Search the records that follow and extract every line containing the string "davomida".
---+---
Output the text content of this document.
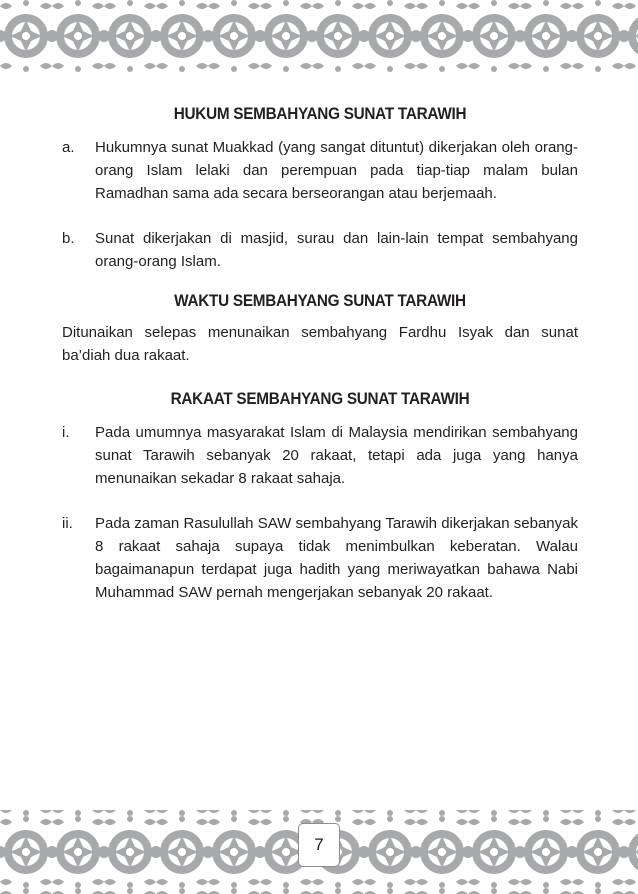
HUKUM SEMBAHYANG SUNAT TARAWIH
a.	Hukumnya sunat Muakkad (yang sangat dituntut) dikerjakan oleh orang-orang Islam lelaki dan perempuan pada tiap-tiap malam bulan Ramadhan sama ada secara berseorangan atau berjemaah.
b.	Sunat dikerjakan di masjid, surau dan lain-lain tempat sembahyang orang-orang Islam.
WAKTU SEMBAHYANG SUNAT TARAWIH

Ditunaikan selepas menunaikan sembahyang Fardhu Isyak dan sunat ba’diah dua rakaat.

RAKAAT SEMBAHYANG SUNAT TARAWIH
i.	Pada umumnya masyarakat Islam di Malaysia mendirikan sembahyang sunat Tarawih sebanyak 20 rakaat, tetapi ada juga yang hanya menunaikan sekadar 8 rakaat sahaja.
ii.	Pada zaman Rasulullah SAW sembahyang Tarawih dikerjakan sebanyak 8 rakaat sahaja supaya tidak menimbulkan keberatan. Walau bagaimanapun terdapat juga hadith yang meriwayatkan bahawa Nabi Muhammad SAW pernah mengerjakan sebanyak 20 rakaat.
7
---+---
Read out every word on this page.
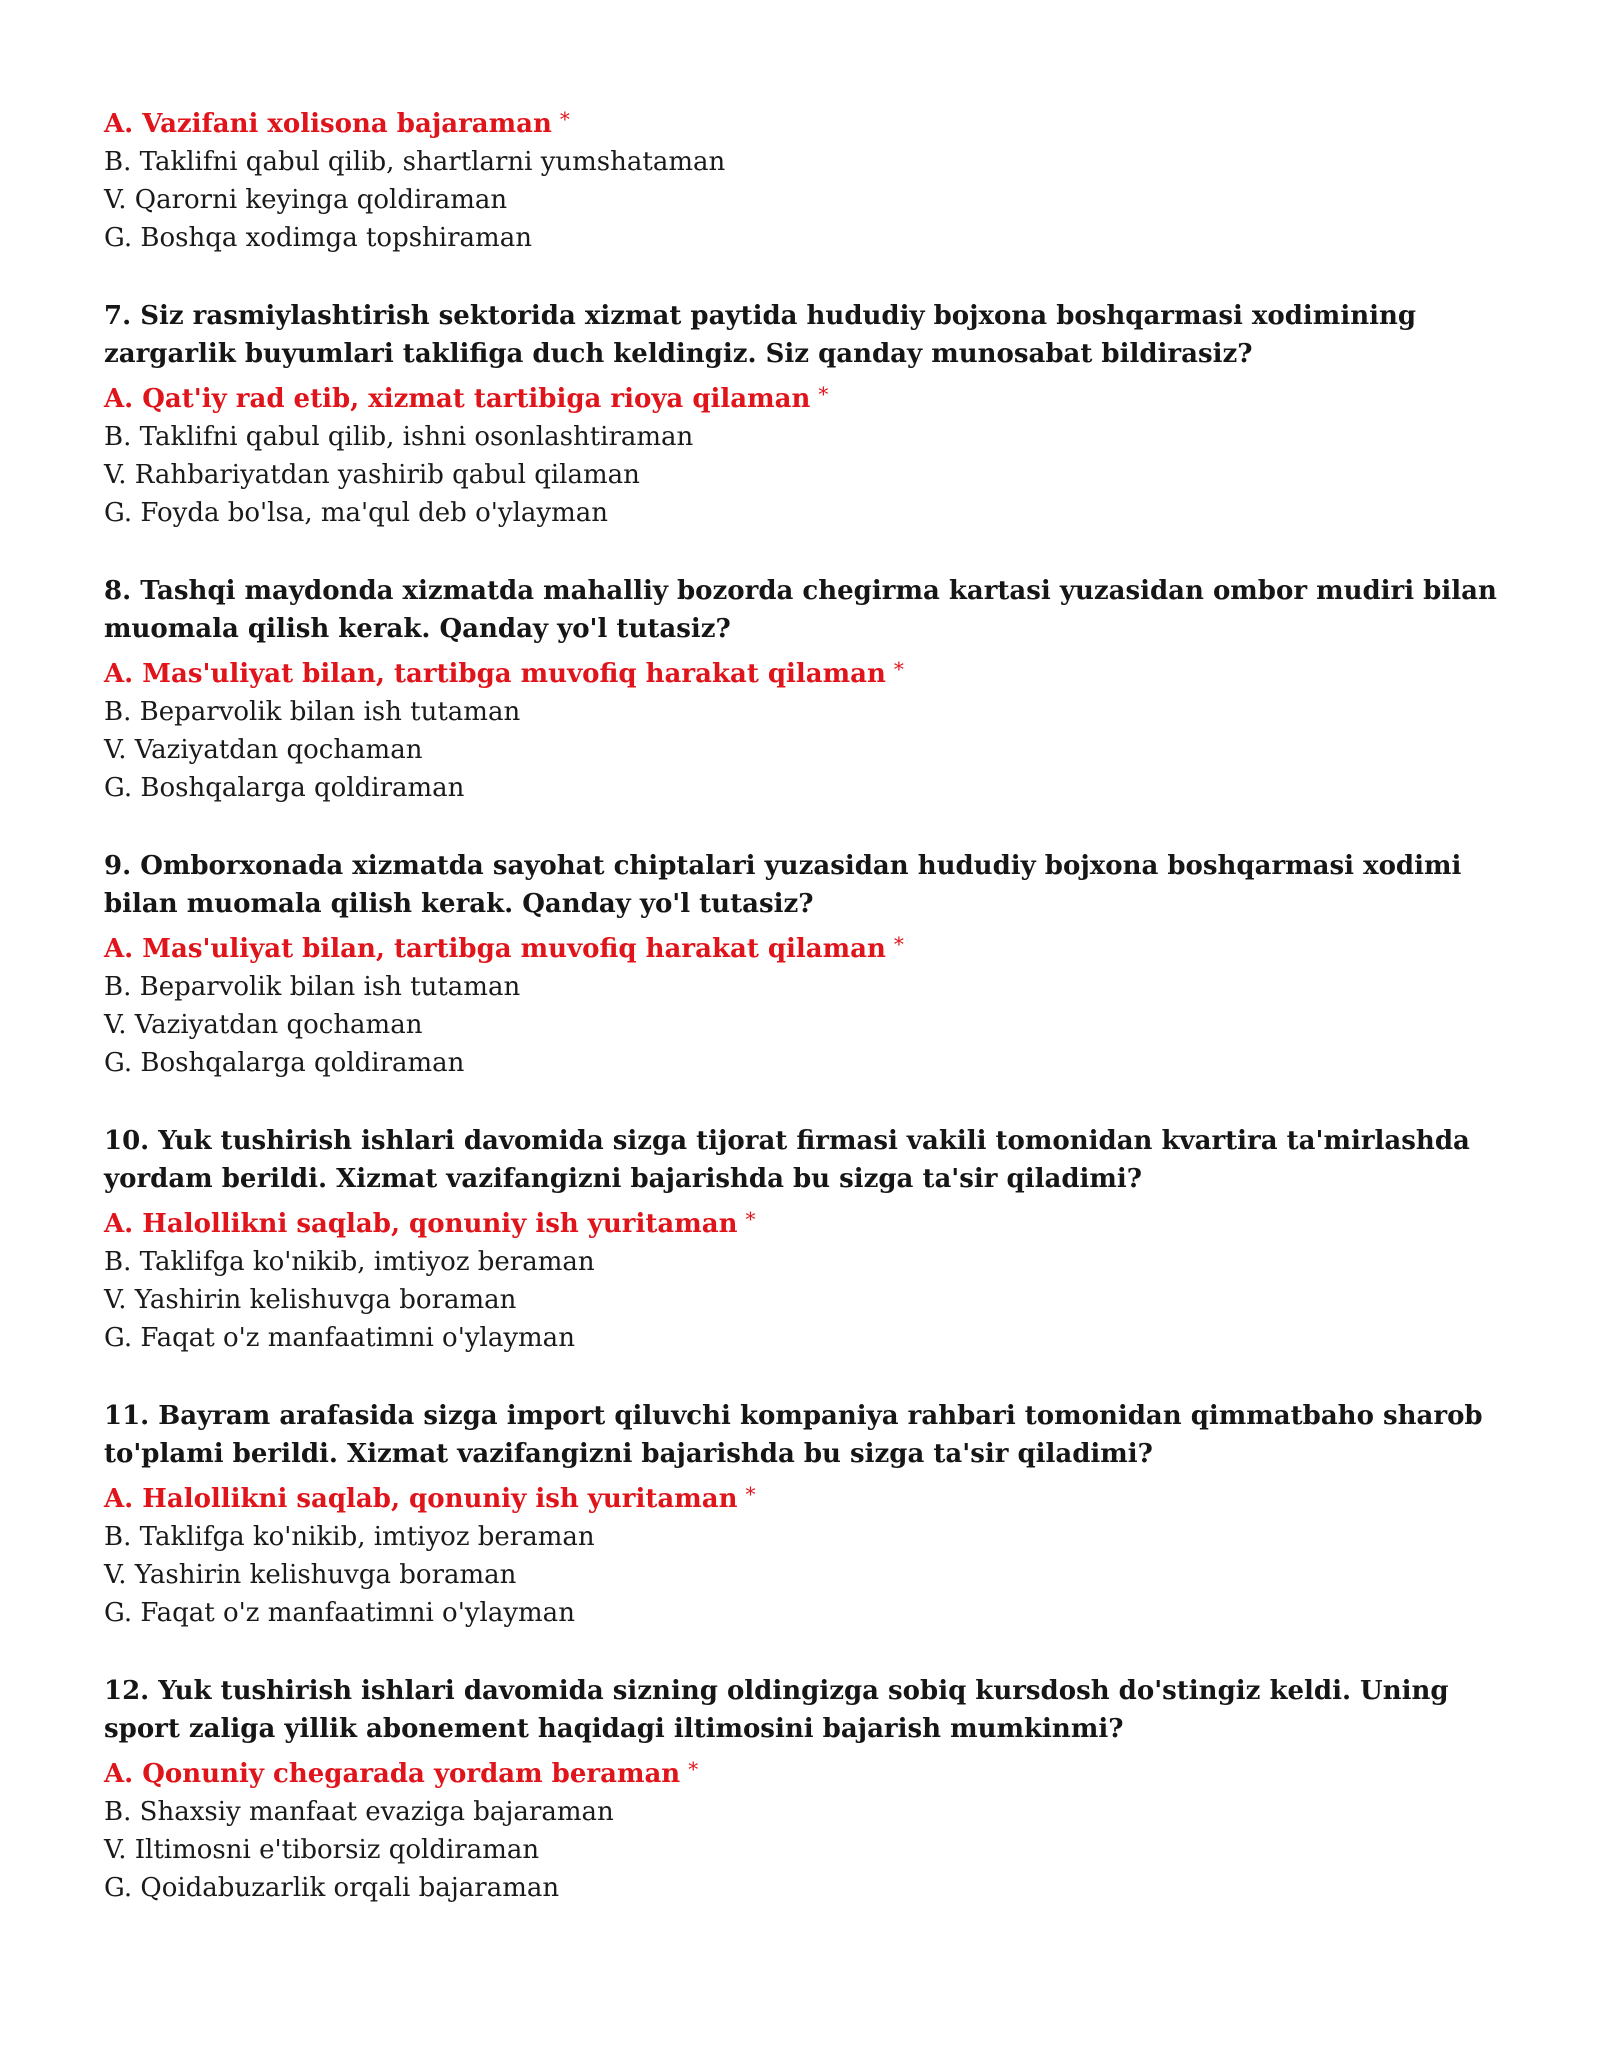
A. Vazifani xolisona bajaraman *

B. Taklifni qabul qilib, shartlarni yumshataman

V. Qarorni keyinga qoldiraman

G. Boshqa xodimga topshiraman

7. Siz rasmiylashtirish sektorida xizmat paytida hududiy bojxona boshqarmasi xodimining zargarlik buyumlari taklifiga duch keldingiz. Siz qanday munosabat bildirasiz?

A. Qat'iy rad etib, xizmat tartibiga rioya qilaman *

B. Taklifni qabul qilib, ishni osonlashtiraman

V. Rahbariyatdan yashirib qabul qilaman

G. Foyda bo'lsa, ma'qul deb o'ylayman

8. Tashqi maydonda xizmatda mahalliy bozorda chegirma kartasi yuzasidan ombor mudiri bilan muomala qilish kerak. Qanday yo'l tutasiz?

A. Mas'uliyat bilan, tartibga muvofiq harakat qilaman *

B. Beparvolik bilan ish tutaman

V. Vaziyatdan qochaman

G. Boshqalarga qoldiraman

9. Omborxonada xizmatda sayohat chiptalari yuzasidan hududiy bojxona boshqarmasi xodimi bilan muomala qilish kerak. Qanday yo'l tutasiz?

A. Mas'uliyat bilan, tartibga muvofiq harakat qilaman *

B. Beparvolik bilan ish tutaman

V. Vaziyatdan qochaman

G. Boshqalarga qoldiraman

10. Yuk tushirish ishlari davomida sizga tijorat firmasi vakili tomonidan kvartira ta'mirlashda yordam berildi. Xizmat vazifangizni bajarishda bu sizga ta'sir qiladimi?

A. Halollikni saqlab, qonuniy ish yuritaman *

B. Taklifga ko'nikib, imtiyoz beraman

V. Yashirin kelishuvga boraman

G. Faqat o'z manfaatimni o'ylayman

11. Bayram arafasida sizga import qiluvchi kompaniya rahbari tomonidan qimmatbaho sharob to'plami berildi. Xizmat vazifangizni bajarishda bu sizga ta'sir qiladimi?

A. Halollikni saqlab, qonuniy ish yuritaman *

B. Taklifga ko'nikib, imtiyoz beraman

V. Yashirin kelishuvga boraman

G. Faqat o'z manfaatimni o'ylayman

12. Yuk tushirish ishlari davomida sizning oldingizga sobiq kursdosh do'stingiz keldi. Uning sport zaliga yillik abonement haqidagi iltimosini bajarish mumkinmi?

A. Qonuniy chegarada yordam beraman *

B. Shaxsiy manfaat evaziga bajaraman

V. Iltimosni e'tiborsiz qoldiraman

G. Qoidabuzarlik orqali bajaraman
---+---
--- Output of the exercise ---
10. Yuk tushirish ishlari davomida sizga tijorat firmasi vakili tomonidan kvartira ta'mirlashda yordam berildi. Xizmat vazifangizni bajarishda bu sizga ta'sir qiladimi?
12. Yuk tushirish ishlari davomida sizning oldingizga sobiq kursdosh do'stingiz keldi. Uning sport zaliga yillik abonement haqidagi iltimosini bajarish mumkinmi?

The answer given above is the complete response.